Extracts from a graphics dataset:
================

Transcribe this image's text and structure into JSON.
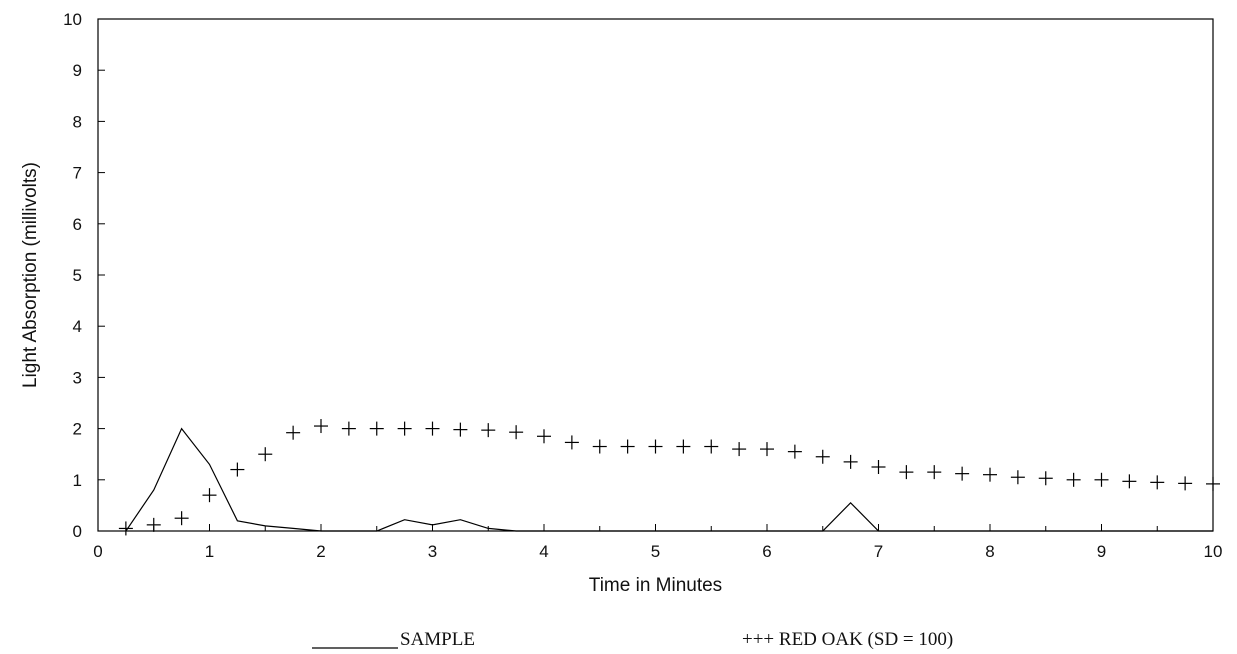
{
  "chart_data": {
    "type": "line",
    "title": "",
    "xlabel": "Time in Minutes",
    "ylabel": "Light Absorption (millivolts)",
    "xlim": [
      0,
      10
    ],
    "ylim": [
      0,
      10
    ],
    "xticks": [
      0,
      1,
      2,
      3,
      4,
      5,
      6,
      7,
      8,
      9,
      10
    ],
    "yticks": [
      0,
      1,
      2,
      3,
      4,
      5,
      6,
      7,
      8,
      9,
      10
    ],
    "grid": false,
    "series": [
      {
        "name": "SAMPLE",
        "style": "line",
        "color": "#000000",
        "x": [
          0.25,
          0.5,
          0.75,
          1.0,
          1.25,
          1.5,
          1.75,
          2.0,
          2.25,
          2.5,
          2.75,
          3.0,
          3.25,
          3.5,
          3.75,
          4.0,
          4.5,
          5.0,
          5.5,
          6.0,
          6.5,
          6.75,
          7.0,
          7.5,
          8.0,
          8.5,
          9.0,
          9.5,
          10.0
        ],
        "y": [
          0.0,
          0.8,
          2.0,
          1.3,
          0.2,
          0.1,
          0.05,
          0.0,
          0.0,
          0.0,
          0.22,
          0.12,
          0.22,
          0.05,
          0.0,
          0.0,
          0.0,
          0.0,
          0.0,
          0.0,
          0.0,
          0.55,
          0.0,
          0.0,
          0.0,
          0.0,
          0.0,
          0.0,
          0.0
        ]
      },
      {
        "name": "RED OAK (SD = 100)",
        "style": "plus-markers",
        "color": "#000000",
        "x": [
          0.25,
          0.5,
          0.75,
          1.0,
          1.25,
          1.5,
          1.75,
          2.0,
          2.25,
          2.5,
          2.75,
          3.0,
          3.25,
          3.5,
          3.75,
          4.0,
          4.25,
          4.5,
          4.75,
          5.0,
          5.25,
          5.5,
          5.75,
          6.0,
          6.25,
          6.5,
          6.75,
          7.0,
          7.25,
          7.5,
          7.75,
          8.0,
          8.25,
          8.5,
          8.75,
          9.0,
          9.25,
          9.5,
          9.75,
          10.0
        ],
        "y": [
          0.05,
          0.12,
          0.25,
          0.7,
          1.2,
          1.5,
          1.92,
          2.05,
          2.0,
          2.0,
          2.0,
          2.0,
          1.98,
          1.97,
          1.93,
          1.85,
          1.73,
          1.65,
          1.65,
          1.65,
          1.65,
          1.65,
          1.6,
          1.6,
          1.55,
          1.45,
          1.35,
          1.25,
          1.15,
          1.15,
          1.12,
          1.1,
          1.05,
          1.03,
          1.0,
          1.0,
          0.97,
          0.95,
          0.93,
          0.92
        ]
      }
    ],
    "legend": {
      "position": "bottom",
      "sample_label": "SAMPLE",
      "redoak_label": "+++ RED OAK (SD = 100)"
    }
  }
}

================

▶ _Task description_: Repeat the material above in full and exactly, omitting the pictures.

▶ _Task answer_:
Transcribe this image's text and structure into JSON.
{
  "chart_data": {
    "type": "line",
    "title": "",
    "xlabel": "Time in Minutes",
    "ylabel": "Light Absorption (millivolts)",
    "xlim": [
      0,
      10
    ],
    "ylim": [
      0,
      10
    ],
    "xticks": [
      0,
      1,
      2,
      3,
      4,
      5,
      6,
      7,
      8,
      9,
      10
    ],
    "yticks": [
      0,
      1,
      2,
      3,
      4,
      5,
      6,
      7,
      8,
      9,
      10
    ],
    "grid": false,
    "series": [
      {
        "name": "SAMPLE",
        "style": "line",
        "color": "#000000",
        "x": [
          0.25,
          0.5,
          0.75,
          1.0,
          1.25,
          1.5,
          1.75,
          2.0,
          2.25,
          2.5,
          2.75,
          3.0,
          3.25,
          3.5,
          3.75,
          4.0,
          4.5,
          5.0,
          5.5,
          6.0,
          6.5,
          6.75,
          7.0,
          7.5,
          8.0,
          8.5,
          9.0,
          9.5,
          10.0
        ],
        "y": [
          0.0,
          0.8,
          2.0,
          1.3,
          0.2,
          0.1,
          0.05,
          0.0,
          0.0,
          0.0,
          0.22,
          0.12,
          0.22,
          0.05,
          0.0,
          0.0,
          0.0,
          0.0,
          0.0,
          0.0,
          0.0,
          0.55,
          0.0,
          0.0,
          0.0,
          0.0,
          0.0,
          0.0,
          0.0
        ]
      },
      {
        "name": "RED OAK (SD = 100)",
        "style": "plus-markers",
        "color": "#000000",
        "x": [
          0.25,
          0.5,
          0.75,
          1.0,
          1.25,
          1.5,
          1.75,
          2.0,
          2.25,
          2.5,
          2.75,
          3.0,
          3.25,
          3.5,
          3.75,
          4.0,
          4.25,
          4.5,
          4.75,
          5.0,
          5.25,
          5.5,
          5.75,
          6.0,
          6.25,
          6.5,
          6.75,
          7.0,
          7.25,
          7.5,
          7.75,
          8.0,
          8.25,
          8.5,
          8.75,
          9.0,
          9.25,
          9.5,
          9.75,
          10.0
        ],
        "y": [
          0.05,
          0.12,
          0.25,
          0.7,
          1.2,
          1.5,
          1.92,
          2.05,
          2.0,
          2.0,
          2.0,
          2.0,
          1.98,
          1.97,
          1.93,
          1.85,
          1.73,
          1.65,
          1.65,
          1.65,
          1.65,
          1.65,
          1.6,
          1.6,
          1.55,
          1.45,
          1.35,
          1.25,
          1.15,
          1.15,
          1.12,
          1.1,
          1.05,
          1.03,
          1.0,
          1.0,
          0.97,
          0.95,
          0.93,
          0.92
        ]
      }
    ],
    "legend": {
      "position": "bottom",
      "sample_label": "SAMPLE",
      "redoak_label": "+++ RED OAK (SD = 100)"
    }
  }
}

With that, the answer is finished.